[Problem details] Copy everything in the data below exactly except the pictures.

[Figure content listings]
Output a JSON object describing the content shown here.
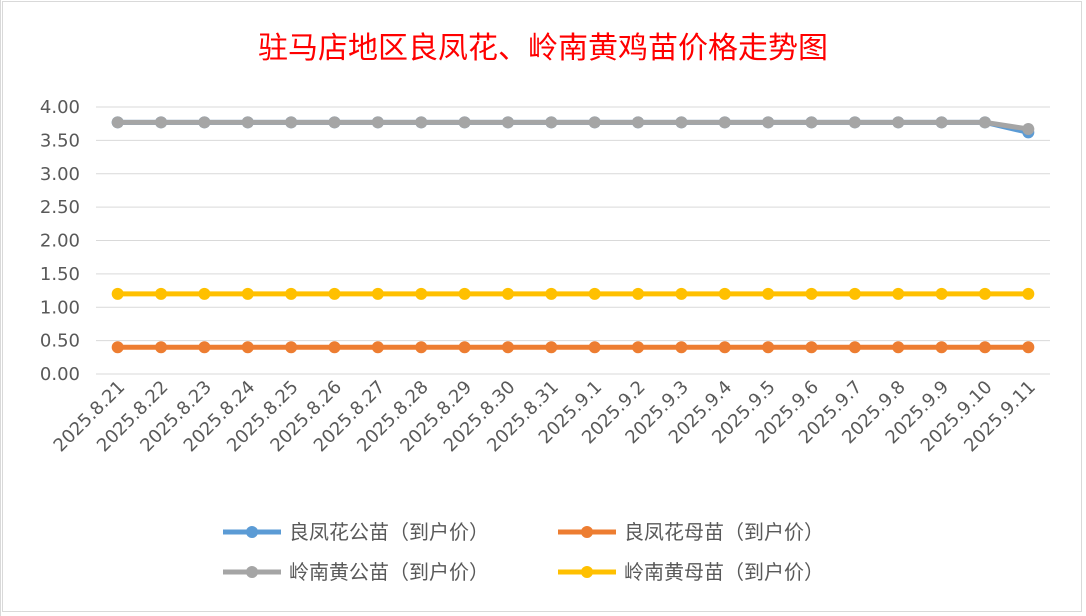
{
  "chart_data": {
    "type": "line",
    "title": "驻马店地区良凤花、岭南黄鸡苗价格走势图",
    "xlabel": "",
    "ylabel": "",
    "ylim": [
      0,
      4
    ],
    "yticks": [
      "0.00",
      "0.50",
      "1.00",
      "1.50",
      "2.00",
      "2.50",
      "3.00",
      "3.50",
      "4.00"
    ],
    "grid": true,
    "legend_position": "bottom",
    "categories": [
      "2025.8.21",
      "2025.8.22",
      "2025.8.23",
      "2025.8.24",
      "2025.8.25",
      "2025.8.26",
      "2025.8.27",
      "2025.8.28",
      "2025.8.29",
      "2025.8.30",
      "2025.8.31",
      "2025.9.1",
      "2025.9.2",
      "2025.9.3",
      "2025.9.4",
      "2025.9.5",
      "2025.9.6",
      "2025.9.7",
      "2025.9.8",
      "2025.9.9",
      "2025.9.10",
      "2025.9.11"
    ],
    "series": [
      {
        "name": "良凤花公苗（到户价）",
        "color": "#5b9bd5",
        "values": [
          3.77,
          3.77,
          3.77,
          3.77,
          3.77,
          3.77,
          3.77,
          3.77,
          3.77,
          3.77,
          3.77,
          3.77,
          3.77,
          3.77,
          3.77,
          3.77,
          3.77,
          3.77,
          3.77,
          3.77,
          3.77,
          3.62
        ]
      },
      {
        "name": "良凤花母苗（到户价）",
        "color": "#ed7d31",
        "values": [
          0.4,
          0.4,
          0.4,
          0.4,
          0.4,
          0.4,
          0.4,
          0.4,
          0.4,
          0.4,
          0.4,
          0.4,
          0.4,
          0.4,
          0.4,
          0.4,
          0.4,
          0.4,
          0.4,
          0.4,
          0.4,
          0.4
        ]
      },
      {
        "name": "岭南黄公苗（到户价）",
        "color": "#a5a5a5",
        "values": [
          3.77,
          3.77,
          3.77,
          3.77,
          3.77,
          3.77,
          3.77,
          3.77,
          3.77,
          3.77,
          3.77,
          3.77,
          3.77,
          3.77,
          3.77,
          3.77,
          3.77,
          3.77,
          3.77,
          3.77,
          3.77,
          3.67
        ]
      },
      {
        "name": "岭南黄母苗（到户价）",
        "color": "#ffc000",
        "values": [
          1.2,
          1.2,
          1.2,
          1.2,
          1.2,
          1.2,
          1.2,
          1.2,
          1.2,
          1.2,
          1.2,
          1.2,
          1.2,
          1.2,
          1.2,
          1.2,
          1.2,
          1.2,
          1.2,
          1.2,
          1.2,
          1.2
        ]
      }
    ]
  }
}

[Answer to this exercise]
Output a JSON object describing the content shown here.
{
  "chart_data": {
    "type": "line",
    "title": "驻马店地区良凤花、岭南黄鸡苗价格走势图",
    "xlabel": "",
    "ylabel": "",
    "ylim": [
      0,
      4
    ],
    "yticks": [
      "0.00",
      "0.50",
      "1.00",
      "1.50",
      "2.00",
      "2.50",
      "3.00",
      "3.50",
      "4.00"
    ],
    "grid": true,
    "legend_position": "bottom",
    "categories": [
      "2025.8.21",
      "2025.8.22",
      "2025.8.23",
      "2025.8.24",
      "2025.8.25",
      "2025.8.26",
      "2025.8.27",
      "2025.8.28",
      "2025.8.29",
      "2025.8.30",
      "2025.8.31",
      "2025.9.1",
      "2025.9.2",
      "2025.9.3",
      "2025.9.4",
      "2025.9.5",
      "2025.9.6",
      "2025.9.7",
      "2025.9.8",
      "2025.9.9",
      "2025.9.10",
      "2025.9.11"
    ],
    "series": [
      {
        "name": "良凤花公苗（到户价）",
        "color": "#5b9bd5",
        "values": [
          3.77,
          3.77,
          3.77,
          3.77,
          3.77,
          3.77,
          3.77,
          3.77,
          3.77,
          3.77,
          3.77,
          3.77,
          3.77,
          3.77,
          3.77,
          3.77,
          3.77,
          3.77,
          3.77,
          3.77,
          3.77,
          3.62
        ]
      },
      {
        "name": "良凤花母苗（到户价）",
        "color": "#ed7d31",
        "values": [
          0.4,
          0.4,
          0.4,
          0.4,
          0.4,
          0.4,
          0.4,
          0.4,
          0.4,
          0.4,
          0.4,
          0.4,
          0.4,
          0.4,
          0.4,
          0.4,
          0.4,
          0.4,
          0.4,
          0.4,
          0.4,
          0.4
        ]
      },
      {
        "name": "岭南黄公苗（到户价）",
        "color": "#a5a5a5",
        "values": [
          3.77,
          3.77,
          3.77,
          3.77,
          3.77,
          3.77,
          3.77,
          3.77,
          3.77,
          3.77,
          3.77,
          3.77,
          3.77,
          3.77,
          3.77,
          3.77,
          3.77,
          3.77,
          3.77,
          3.77,
          3.77,
          3.67
        ]
      },
      {
        "name": "岭南黄母苗（到户价）",
        "color": "#ffc000",
        "values": [
          1.2,
          1.2,
          1.2,
          1.2,
          1.2,
          1.2,
          1.2,
          1.2,
          1.2,
          1.2,
          1.2,
          1.2,
          1.2,
          1.2,
          1.2,
          1.2,
          1.2,
          1.2,
          1.2,
          1.2,
          1.2,
          1.2
        ]
      }
    ]
  }
}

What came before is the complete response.